◆ STATED TASK
Look at the entries below and reproduce them exactly.

--*--

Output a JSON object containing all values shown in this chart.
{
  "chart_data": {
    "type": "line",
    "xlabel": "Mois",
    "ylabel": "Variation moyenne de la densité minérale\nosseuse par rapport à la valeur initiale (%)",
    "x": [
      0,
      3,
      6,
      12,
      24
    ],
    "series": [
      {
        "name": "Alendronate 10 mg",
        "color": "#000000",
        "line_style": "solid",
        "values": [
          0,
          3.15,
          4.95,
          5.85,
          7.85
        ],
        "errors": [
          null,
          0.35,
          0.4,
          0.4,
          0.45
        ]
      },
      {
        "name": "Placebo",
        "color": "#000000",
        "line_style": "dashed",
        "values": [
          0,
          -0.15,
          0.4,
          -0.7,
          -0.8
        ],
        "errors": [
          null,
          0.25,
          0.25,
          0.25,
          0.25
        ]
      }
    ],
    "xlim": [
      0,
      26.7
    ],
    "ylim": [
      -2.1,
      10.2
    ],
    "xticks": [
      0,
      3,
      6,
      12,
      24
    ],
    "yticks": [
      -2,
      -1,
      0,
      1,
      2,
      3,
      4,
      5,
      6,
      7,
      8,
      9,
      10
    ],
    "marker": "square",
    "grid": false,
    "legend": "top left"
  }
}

--*--

◆ WRITTEN RESPONSE
Output a JSON object containing all values shown in this chart.
{
  "chart_data": {
    "type": "line",
    "xlabel": "Mois",
    "ylabel": "Variation moyenne de la densité minérale\nosseuse par rapport à la valeur initiale (%)",
    "x": [
      0,
      3,
      6,
      12,
      24
    ],
    "series": [
      {
        "name": "Alendronate 10 mg",
        "color": "#000000",
        "line_style": "solid",
        "values": [
          0,
          3.15,
          4.95,
          5.85,
          7.85
        ],
        "errors": [
          null,
          0.35,
          0.4,
          0.4,
          0.45
        ]
      },
      {
        "name": "Placebo",
        "color": "#000000",
        "line_style": "dashed",
        "values": [
          0,
          -0.15,
          0.4,
          -0.7,
          -0.8
        ],
        "errors": [
          null,
          0.25,
          0.25,
          0.25,
          0.25
        ]
      }
    ],
    "xlim": [
      0,
      26.7
    ],
    "ylim": [
      -2.1,
      10.2
    ],
    "xticks": [
      0,
      3,
      6,
      12,
      24
    ],
    "yticks": [
      -2,
      -1,
      0,
      1,
      2,
      3,
      4,
      5,
      6,
      7,
      8,
      9,
      10
    ],
    "marker": "square",
    "grid": false,
    "legend": "top left"
  }
}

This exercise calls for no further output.